Following Nasser's death in September 1970, Sadat succeeded him as president. Sadat faced opposition from Dawoud and the members of Sabri's camp, who favored a form of collective leadership to fill the political vacuum left by Nasser. Tensions between the two sides were initially eased when Sadat announced his preference for collective leadership during his inaugural speech. Conflict between the pro and anti-Sadat factions resumed in April 1971, when members of the Supreme Executive Committee voted 5 to 3 against Sadat's agreement to form a federation with Libya and Syria, with Dawoud being one of the opposing votes. During that meeting Dawoud also called on Sadat to resign from the presidency. In disapproval of Sadat's policies, which they viewed as running counter to the goals of the 1952 Egyptian Revolution and Nasser's legacy, members of the pro-Sabri faction, including Dawoud, announced their resignation on 13 May.

========================================

* List of tasks:
a) Translate this sentence from the passage on Sadat's early presidency into Spanish: "During that meeting Dawoud also called on Sadat to resign from the presidency."
b) Answer these questions using the passage on Sadat's early presidency:
(i) In what month and year did Nasser die?
(ii) What was the vote of the Supreme Executive Committee on Sadat's agreement to form a federation with Libya and Syria?
(iii) On what date did members of the pro-Sabri faction announce their resignation?

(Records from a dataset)
========================================

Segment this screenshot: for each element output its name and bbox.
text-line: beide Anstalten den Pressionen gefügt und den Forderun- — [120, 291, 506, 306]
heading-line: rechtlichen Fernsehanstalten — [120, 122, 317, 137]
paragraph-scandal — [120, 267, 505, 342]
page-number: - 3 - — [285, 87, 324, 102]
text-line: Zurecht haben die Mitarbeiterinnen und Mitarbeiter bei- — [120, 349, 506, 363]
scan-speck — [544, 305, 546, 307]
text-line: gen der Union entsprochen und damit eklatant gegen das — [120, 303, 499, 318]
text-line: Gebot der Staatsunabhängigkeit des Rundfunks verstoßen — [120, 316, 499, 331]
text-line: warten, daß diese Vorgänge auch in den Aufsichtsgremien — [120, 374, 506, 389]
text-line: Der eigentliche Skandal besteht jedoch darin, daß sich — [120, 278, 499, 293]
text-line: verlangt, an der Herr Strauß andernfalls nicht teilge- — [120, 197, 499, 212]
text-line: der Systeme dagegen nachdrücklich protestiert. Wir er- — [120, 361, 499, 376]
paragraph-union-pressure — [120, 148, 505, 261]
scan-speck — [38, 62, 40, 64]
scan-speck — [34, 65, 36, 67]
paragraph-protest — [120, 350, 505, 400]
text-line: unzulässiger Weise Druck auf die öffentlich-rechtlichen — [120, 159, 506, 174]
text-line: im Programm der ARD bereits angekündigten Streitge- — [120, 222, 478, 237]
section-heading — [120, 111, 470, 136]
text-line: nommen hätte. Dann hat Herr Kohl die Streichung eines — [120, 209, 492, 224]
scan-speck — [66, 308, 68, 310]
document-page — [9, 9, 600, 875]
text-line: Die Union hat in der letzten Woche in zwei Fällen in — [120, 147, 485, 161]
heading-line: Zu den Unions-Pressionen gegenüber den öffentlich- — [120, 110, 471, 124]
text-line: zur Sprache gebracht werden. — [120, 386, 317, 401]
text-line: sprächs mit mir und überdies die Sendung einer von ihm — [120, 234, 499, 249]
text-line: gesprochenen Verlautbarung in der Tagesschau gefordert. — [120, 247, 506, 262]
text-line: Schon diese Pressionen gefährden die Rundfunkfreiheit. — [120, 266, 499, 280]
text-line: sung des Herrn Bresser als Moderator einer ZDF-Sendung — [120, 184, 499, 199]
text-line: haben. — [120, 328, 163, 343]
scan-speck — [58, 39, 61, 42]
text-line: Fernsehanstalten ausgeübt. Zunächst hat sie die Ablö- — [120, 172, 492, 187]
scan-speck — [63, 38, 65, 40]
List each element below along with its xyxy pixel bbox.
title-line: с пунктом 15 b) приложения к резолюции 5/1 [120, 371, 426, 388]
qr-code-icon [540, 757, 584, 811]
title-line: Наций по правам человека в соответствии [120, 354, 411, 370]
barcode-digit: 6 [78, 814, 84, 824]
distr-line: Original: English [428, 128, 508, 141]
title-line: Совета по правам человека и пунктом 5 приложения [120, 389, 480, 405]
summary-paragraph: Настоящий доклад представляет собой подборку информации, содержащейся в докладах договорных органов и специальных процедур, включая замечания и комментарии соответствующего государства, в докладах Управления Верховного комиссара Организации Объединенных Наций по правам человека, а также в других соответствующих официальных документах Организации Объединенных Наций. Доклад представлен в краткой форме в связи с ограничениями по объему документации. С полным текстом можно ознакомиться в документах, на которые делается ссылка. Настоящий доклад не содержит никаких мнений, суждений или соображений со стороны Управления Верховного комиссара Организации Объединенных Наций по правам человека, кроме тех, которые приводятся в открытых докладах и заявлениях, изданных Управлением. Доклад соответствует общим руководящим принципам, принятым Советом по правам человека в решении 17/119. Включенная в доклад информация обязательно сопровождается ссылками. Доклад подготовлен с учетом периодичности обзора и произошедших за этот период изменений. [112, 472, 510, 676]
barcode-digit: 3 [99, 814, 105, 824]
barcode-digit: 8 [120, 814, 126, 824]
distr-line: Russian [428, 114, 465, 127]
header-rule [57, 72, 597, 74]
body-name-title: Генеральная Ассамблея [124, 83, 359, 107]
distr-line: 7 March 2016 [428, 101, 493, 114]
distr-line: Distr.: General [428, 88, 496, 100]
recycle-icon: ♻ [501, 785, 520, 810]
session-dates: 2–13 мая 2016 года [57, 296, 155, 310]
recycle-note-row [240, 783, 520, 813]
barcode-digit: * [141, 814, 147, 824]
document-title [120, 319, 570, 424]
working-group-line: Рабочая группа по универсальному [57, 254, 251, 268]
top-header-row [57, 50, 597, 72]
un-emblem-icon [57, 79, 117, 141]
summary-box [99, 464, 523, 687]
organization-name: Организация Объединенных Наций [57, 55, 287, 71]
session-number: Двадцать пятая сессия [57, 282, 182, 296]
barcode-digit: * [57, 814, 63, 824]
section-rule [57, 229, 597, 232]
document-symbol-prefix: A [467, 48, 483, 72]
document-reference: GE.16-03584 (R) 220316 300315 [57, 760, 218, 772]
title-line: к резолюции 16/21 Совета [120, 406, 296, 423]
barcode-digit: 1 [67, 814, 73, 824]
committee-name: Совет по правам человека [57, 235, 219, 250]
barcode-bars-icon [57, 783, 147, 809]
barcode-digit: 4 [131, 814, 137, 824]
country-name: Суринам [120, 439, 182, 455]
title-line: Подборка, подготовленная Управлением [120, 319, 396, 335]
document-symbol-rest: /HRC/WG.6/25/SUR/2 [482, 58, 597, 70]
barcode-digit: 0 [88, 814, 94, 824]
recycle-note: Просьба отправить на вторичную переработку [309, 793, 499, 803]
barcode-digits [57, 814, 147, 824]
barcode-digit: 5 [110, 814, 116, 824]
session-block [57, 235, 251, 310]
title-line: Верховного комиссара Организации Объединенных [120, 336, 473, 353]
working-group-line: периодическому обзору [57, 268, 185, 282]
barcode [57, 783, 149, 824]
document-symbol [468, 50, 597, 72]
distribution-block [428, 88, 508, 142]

========================================

* Expected responses:
a) Durante esa reunión, Dawoud también pidió a Sadat que renunciara a la presidencia.

b)
(i) September 1970
(ii) 5 to 3 against the agreement
(iii) 13 May